• Direction: Rewrite the listing with every instance of "x-tick-label" replaced by "x-axis-label" and everything else unchanged. Leave out the picture.
──────── Supplied data ────────
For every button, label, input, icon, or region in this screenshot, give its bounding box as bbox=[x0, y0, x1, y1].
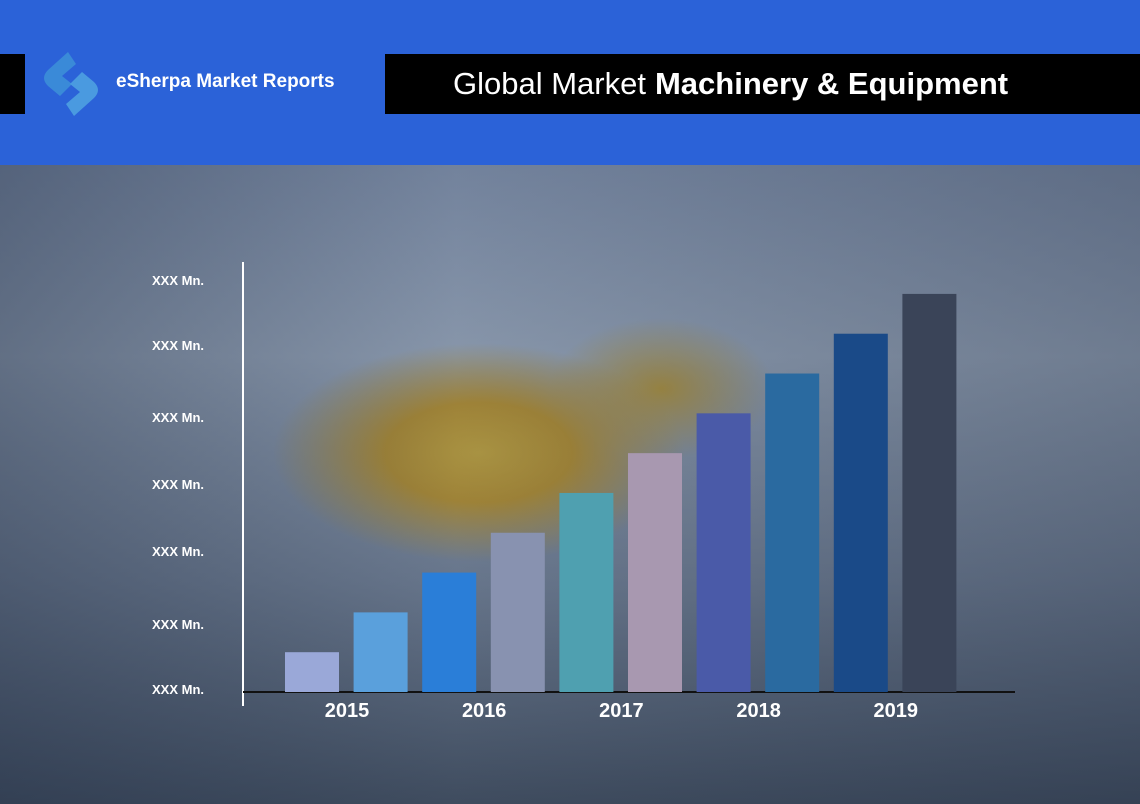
y-tick-label: XXX Mn. bbox=[152, 544, 204, 559]
bar bbox=[285, 652, 339, 692]
x-tick-label: 2016 bbox=[462, 700, 507, 722]
header-accent bbox=[0, 54, 25, 114]
bar bbox=[765, 373, 820, 692]
y-tick-label: XXX Mn. bbox=[152, 410, 204, 425]
brand-name: eSherpa Market Reports bbox=[116, 71, 335, 92]
x-tick-label: 2019 bbox=[874, 700, 919, 722]
esherpa-logo-icon bbox=[44, 52, 98, 116]
bar bbox=[559, 492, 614, 692]
bar bbox=[902, 293, 957, 692]
bar bbox=[696, 413, 751, 692]
title-bold: Machinery & Equipment bbox=[654, 66, 1009, 101]
x-tick-label: 2018 bbox=[736, 700, 781, 722]
y-tick-label: XXX Mn. bbox=[152, 477, 204, 492]
title-light: Global Market bbox=[453, 66, 646, 101]
page-title: Global Market Machinery & Equipment bbox=[385, 54, 1140, 114]
y-tick-label: XXX Mn. bbox=[152, 338, 204, 353]
y-tick-label: XXX Mn. bbox=[152, 682, 204, 697]
y-tick-label: XXX Mn. bbox=[152, 617, 204, 632]
bar bbox=[353, 612, 408, 692]
bar bbox=[422, 572, 477, 692]
y-tick-label: XXX Mn. bbox=[152, 273, 204, 288]
x-tick-label: 2015 bbox=[325, 700, 370, 722]
bar bbox=[833, 333, 888, 692]
bar bbox=[628, 453, 682, 692]
x-tick-label: 2017 bbox=[599, 700, 644, 722]
bar bbox=[490, 532, 545, 692]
────────
• Response to the exercise:
For every button, label, input, icon, or region in this screenshot, give its bounding box as bbox=[x0, y0, x1, y1].
y-tick-label: XXX Mn. bbox=[152, 544, 204, 559]
bar bbox=[285, 652, 339, 692]
x-axis-label: 2016 bbox=[462, 700, 507, 722]
header-accent bbox=[0, 54, 25, 114]
bar bbox=[765, 373, 820, 692]
y-tick-label: XXX Mn. bbox=[152, 410, 204, 425]
brand-name: eSherpa Market Reports bbox=[116, 71, 335, 92]
x-axis-label: 2019 bbox=[874, 700, 919, 722]
esherpa-logo-icon bbox=[44, 52, 98, 116]
bar bbox=[559, 492, 614, 692]
bar bbox=[902, 293, 957, 692]
bar bbox=[696, 413, 751, 692]
title-bold: Machinery & Equipment bbox=[654, 66, 1009, 101]
x-axis-label: 2018 bbox=[736, 700, 781, 722]
y-tick-label: XXX Mn. bbox=[152, 477, 204, 492]
title-light: Global Market bbox=[453, 66, 646, 101]
page-title: Global Market Machinery & Equipment bbox=[385, 54, 1140, 114]
y-tick-label: XXX Mn. bbox=[152, 338, 204, 353]
y-tick-label: XXX Mn. bbox=[152, 682, 204, 697]
y-tick-label: XXX Mn. bbox=[152, 617, 204, 632]
bar bbox=[353, 612, 408, 692]
bar bbox=[422, 572, 477, 692]
y-tick-label: XXX Mn. bbox=[152, 273, 204, 288]
x-axis-label: 2015 bbox=[325, 700, 370, 722]
bar bbox=[833, 333, 888, 692]
bar bbox=[628, 453, 682, 692]
x-axis-label: 2017 bbox=[599, 700, 644, 722]
bar bbox=[490, 532, 545, 692]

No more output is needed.